▸ The task
With the images removed, repeat the data below exactly.

— Begin Exercise material —

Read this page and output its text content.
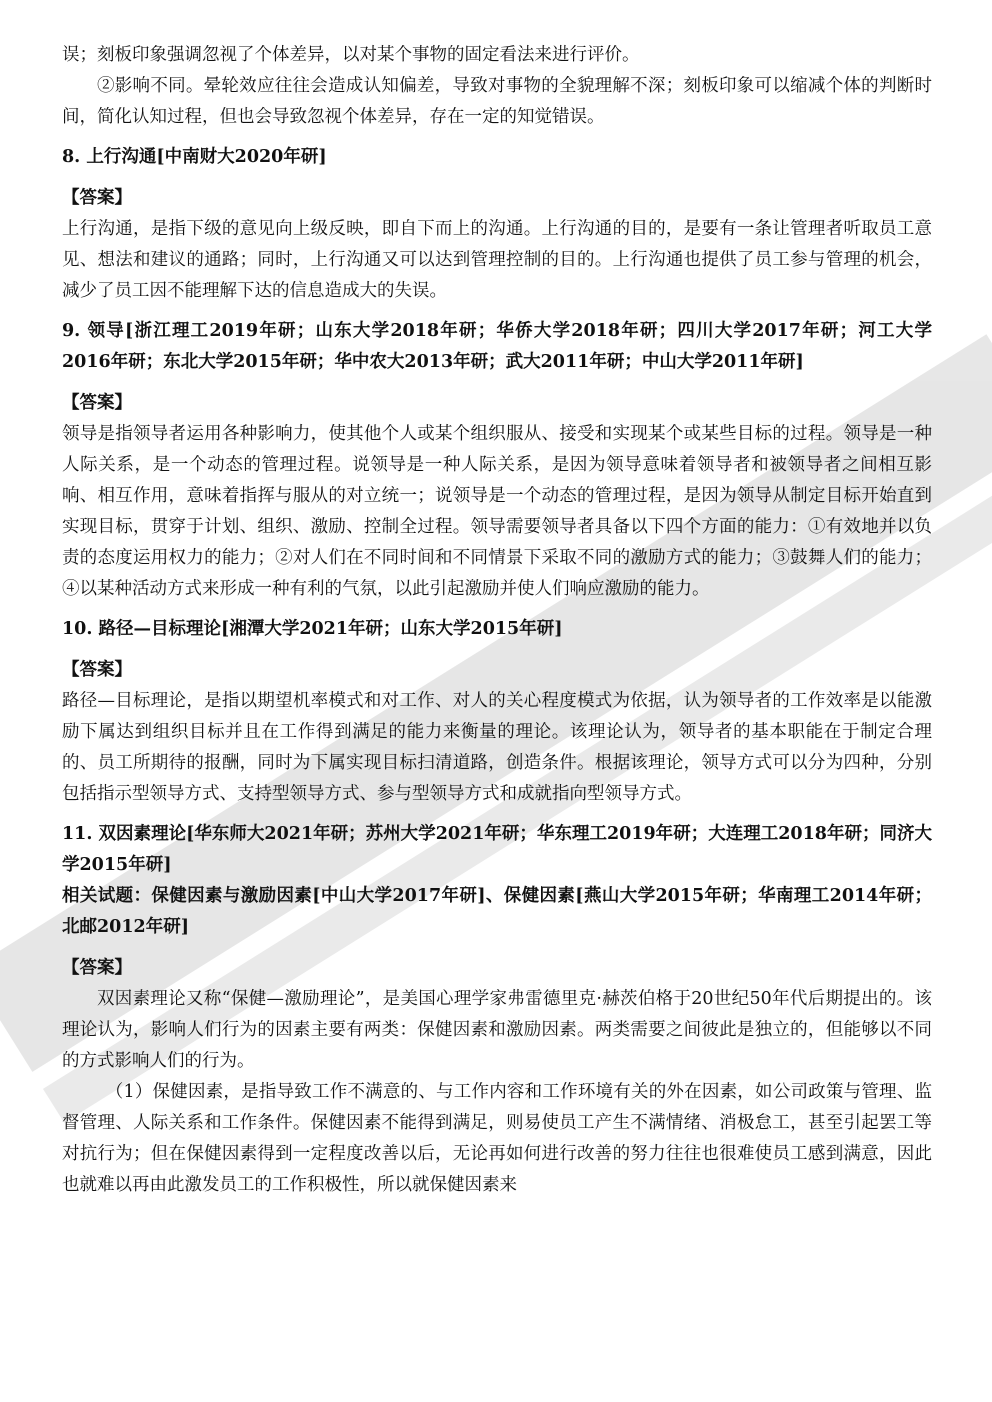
误；刻板印象强调忽视了个体差异，以对某个事物的固定看法来进行评价。

②影响不同。晕轮效应往往会造成认知偏差，导致对事物的全貌理解不深；刻板印象可以缩减个体的判断时间，简化认知过程，但也会导致忽视个体差异，存在一定的知觉错误。

8. 上行沟通[中南财大2020年研]

【答案】

上行沟通，是指下级的意见向上级反映，即自下而上的沟通。上行沟通的目的，是要有一条让管理者听取员工意见、想法和建议的通路；同时，上行沟通又可以达到管理控制的目的。上行沟通也提供了员工参与管理的机会，减少了员工因不能理解下达的信息造成大的失误。

9. 领导[浙江理工2019年研；山东大学2018年研；华侨大学2018年研；四川大学2017年研；河工大学2016年研；东北大学2015年研；华中农大2013年研；武大2011年研；中山大学2011年研]

【答案】

领导是指领导者运用各种影响力，使其他个人或某个组织服从、接受和实现某个或某些目标的过程。领导是一种人际关系，是一个动态的管理过程。说领导是一种人际关系，是因为领导意味着领导者和被领导者之间相互影响、相互作用，意味着指挥与服从的对立统一；说领导是一个动态的管理过程，是因为领导从制定目标开始直到实现目标，贯穿于计划、组织、激励、控制全过程。领导需要领导者具备以下四个方面的能力：①有效地并以负责的态度运用权力的能力；②对人们在不同时间和不同情景下采取不同的激励方式的能力；③鼓舞人们的能力；④以某种活动方式来形成一种有利的气氛，以此引起激励并使人们响应激励的能力。

10. 路径—目标理论[湘潭大学2021年研；山东大学2015年研]

【答案】

路径—目标理论，是指以期望机率模式和对工作、对人的关心程度模式为依据，认为领导者的工作效率是以能激励下属达到组织目标并且在工作得到满足的能力来衡量的理论。该理论认为，领导者的基本职能在于制定合理的、员工所期待的报酬，同时为下属实现目标扫清道路，创造条件。根据该理论，领导方式可以分为四种，分别包括指示型领导方式、支持型领导方式、参与型领导方式和成就指向型领导方式。

11. 双因素理论[华东师大2021年研；苏州大学2021年研；华东理工2019年研；大连理工2018年研；同济大学2015年研]

相关试题：保健因素与激励因素[中山大学2017年研]、保健因素[燕山大学2015年研；华南理工2014年研；北邮2012年研]

【答案】

双因素理论又称“保健—激励理论”，是美国心理学家弗雷德里克·赫茨伯格于20世纪50年代后期提出的。该理论认为，影响人们行为的因素主要有两类：保健因素和激励因素。两类需要之间彼此是独立的，但能够以不同的方式影响人们的行为。

（1）保健因素，是指导致工作不满意的、与工作内容和工作环境有关的外在因素，如公司政策与管理、监督管理、人际关系和工作条件。保健因素不能得到满足，则易使员工产生不满情绪、消极怠工，甚至引起罢工等对抗行为；但在保健因素得到一定程度改善以后，无论再如何进行改善的努力往往也很难使员工感到满意，因此也就难以再由此激发员工的工作积极性，所以就保健因素来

— End Exercise material —

▸ The answer
Read this page and output its text content.
误；刻板印象强调忽视了个体差异，以对某个事物的固定看法来进行评价。

②影响不同。晕轮效应往往会造成认知偏差，导致对事物的全貌理解不深；刻板印象可以缩减个体的判断时间，简化认知过程，但也会导致忽视个体差异，存在一定的知觉错误。

8. 上行沟通[中南财大2020年研]

【答案】

上行沟通，是指下级的意见向上级反映，即自下而上的沟通。上行沟通的目的，是要有一条让管理者听取员工意见、想法和建议的通路；同时，上行沟通又可以达到管理控制的目的。上行沟通也提供了员工参与管理的机会，减少了员工因不能理解下达的信息造成大的失误。

9. 领导[浙江理工2019年研；山东大学2018年研；华侨大学2018年研；四川大学2017年研；河工大学2016年研；东北大学2015年研；华中农大2013年研；武大2011年研；中山大学2011年研]

【答案】

领导是指领导者运用各种影响力，使其他个人或某个组织服从、接受和实现某个或某些目标的过程。领导是一种人际关系，是一个动态的管理过程。说领导是一种人际关系，是因为领导意味着领导者和被领导者之间相互影响、相互作用，意味着指挥与服从的对立统一；说领导是一个动态的管理过程，是因为领导从制定目标开始直到实现目标，贯穿于计划、组织、激励、控制全过程。领导需要领导者具备以下四个方面的能力：①有效地并以负责的态度运用权力的能力；②对人们在不同时间和不同情景下采取不同的激励方式的能力；③鼓舞人们的能力；④以某种活动方式来形成一种有利的气氛，以此引起激励并使人们响应激励的能力。

10. 路径—目标理论[湘潭大学2021年研；山东大学2015年研]

【答案】

路径—目标理论，是指以期望机率模式和对工作、对人的关心程度模式为依据，认为领导者的工作效率是以能激励下属达到组织目标并且在工作得到满足的能力来衡量的理论。该理论认为，领导者的基本职能在于制定合理的、员工所期待的报酬，同时为下属实现目标扫清道路，创造条件。根据该理论，领导方式可以分为四种，分别包括指示型领导方式、支持型领导方式、参与型领导方式和成就指向型领导方式。

11. 双因素理论[华东师大2021年研；苏州大学2021年研；华东理工2019年研；大连理工2018年研；同济大学2015年研]

相关试题：保健因素与激励因素[中山大学2017年研]、保健因素[燕山大学2015年研；华南理工2014年研；北邮2012年研]

【答案】

双因素理论又称“保健—激励理论”，是美国心理学家弗雷德里克·赫茨伯格于20世纪50年代后期提出的。该理论认为，影响人们行为的因素主要有两类：保健因素和激励因素。两类需要之间彼此是独立的，但能够以不同的方式影响人们的行为。

（1）保健因素，是指导致工作不满意的、与工作内容和工作环境有关的外在因素，如公司政策与管理、监督管理、人际关系和工作条件。保健因素不能得到满足，则易使员工产生不满情绪、消极怠工，甚至引起罢工等对抗行为；但在保健因素得到一定程度改善以后，无论再如何进行改善的努力往往也很难使员工感到满意，因此也就难以再由此激发员工的工作积极性，所以就保健因素来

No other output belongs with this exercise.